Task material:
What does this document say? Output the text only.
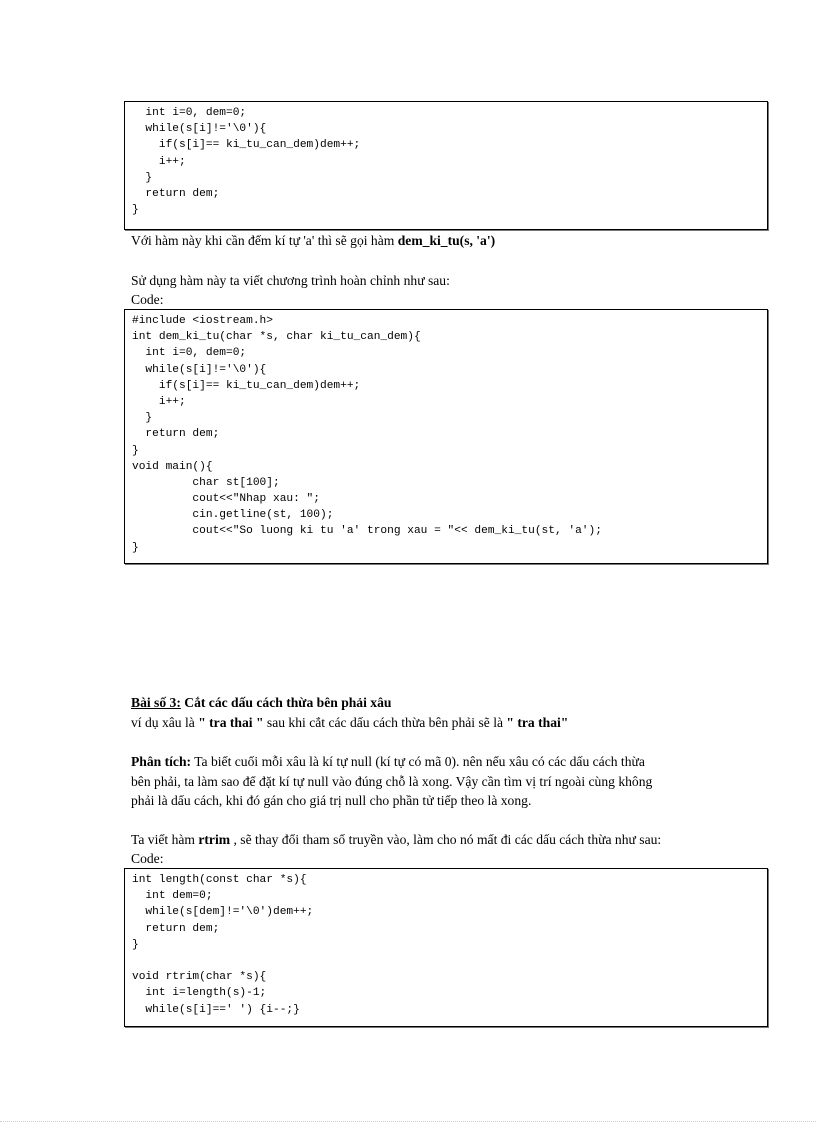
int i=0, dem=0;
while(s[i]!='\0'){
if(s[i]== ki_tu_can_dem)dem++;
i++;
}
return dem;
}
Với hàm này khi cần đếm kí tự 'a' thì sẽ gọi hàm dem_ki_tu(s, 'a')
Sử dụng hàm này ta viết chương trình hoàn chỉnh như sau:
Code:
#include <iostream.h>
int dem_ki_tu(char *s, char ki_tu_can_dem){
int i=0, dem=0;
while(s[i]!='\0'){
if(s[i]== ki_tu_can_dem)dem++;
i++;
}
return dem;
}
void main(){
char st[100];
cout<<"Nhap xau: ";
cin.getline(st, 100);
cout<<"So luong ki tu 'a' trong xau = "<< dem_ki_tu(st, 'a');
}
Bài số 3: Cắt các dấu cách thừa bên phải xâu
ví dụ xâu là " tra thai " sau khi cắt các dấu cách thừa bên phải sẽ là " tra thai"
Phân tích: Ta biết cuối mỗi xâu là kí tự null (kí tự có mã 0). nên nếu xâu có các dấu cách thừa
bên phải, ta làm sao để đặt kí tự null vào đúng chỗ là xong. Vậy cần tìm vị trí ngoài cùng không
phải là dấu cách, khi đó gán cho giá trị null cho phần tử tiếp theo là xong.
Ta viết hàm rtrim , sẽ thay đổi tham số truyền vào, làm cho nó mất đi các dấu cách thừa như sau:
Code:
int length(const char *s){
int dem=0;
while(s[dem]!='\0')dem++;
return dem;
}
void rtrim(char *s){
int i=length(s)-1;
while(s[i]==' ') {i--;}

Task description: Exactly reproduce the entries above, minus the pictures.

Correct result:
What does this document say? Output the text only.
int i=0, dem=0;
while(s[i]!='\0'){
if(s[i]== ki_tu_can_dem)dem++;
i++;
}
return dem;
}
Với hàm này khi cần đếm kí tự 'a' thì sẽ gọi hàm dem_ki_tu(s, 'a')
Sử dụng hàm này ta viết chương trình hoàn chỉnh như sau:
Code:
#include <iostream.h>
int dem_ki_tu(char *s, char ki_tu_can_dem){
int i=0, dem=0;
while(s[i]!='\0'){
if(s[i]== ki_tu_can_dem)dem++;
i++;
}
return dem;
}
void main(){
char st[100];
cout<<"Nhap xau: ";
cin.getline(st, 100);
cout<<"So luong ki tu 'a' trong xau = "<< dem_ki_tu(st, 'a');
}
Bài số 3: Cắt các dấu cách thừa bên phải xâu
ví dụ xâu là " tra thai " sau khi cắt các dấu cách thừa bên phải sẽ là " tra thai"
Phân tích: Ta biết cuối mỗi xâu là kí tự null (kí tự có mã 0). nên nếu xâu có các dấu cách thừa
bên phải, ta làm sao để đặt kí tự null vào đúng chỗ là xong. Vậy cần tìm vị trí ngoài cùng không
phải là dấu cách, khi đó gán cho giá trị null cho phần tử tiếp theo là xong.
Ta viết hàm rtrim , sẽ thay đổi tham số truyền vào, làm cho nó mất đi các dấu cách thừa như sau:
Code:
int length(const char *s){
int dem=0;
while(s[dem]!='\0')dem++;
return dem;
}
void rtrim(char *s){
int i=length(s)-1;
while(s[i]==' ') {i--;}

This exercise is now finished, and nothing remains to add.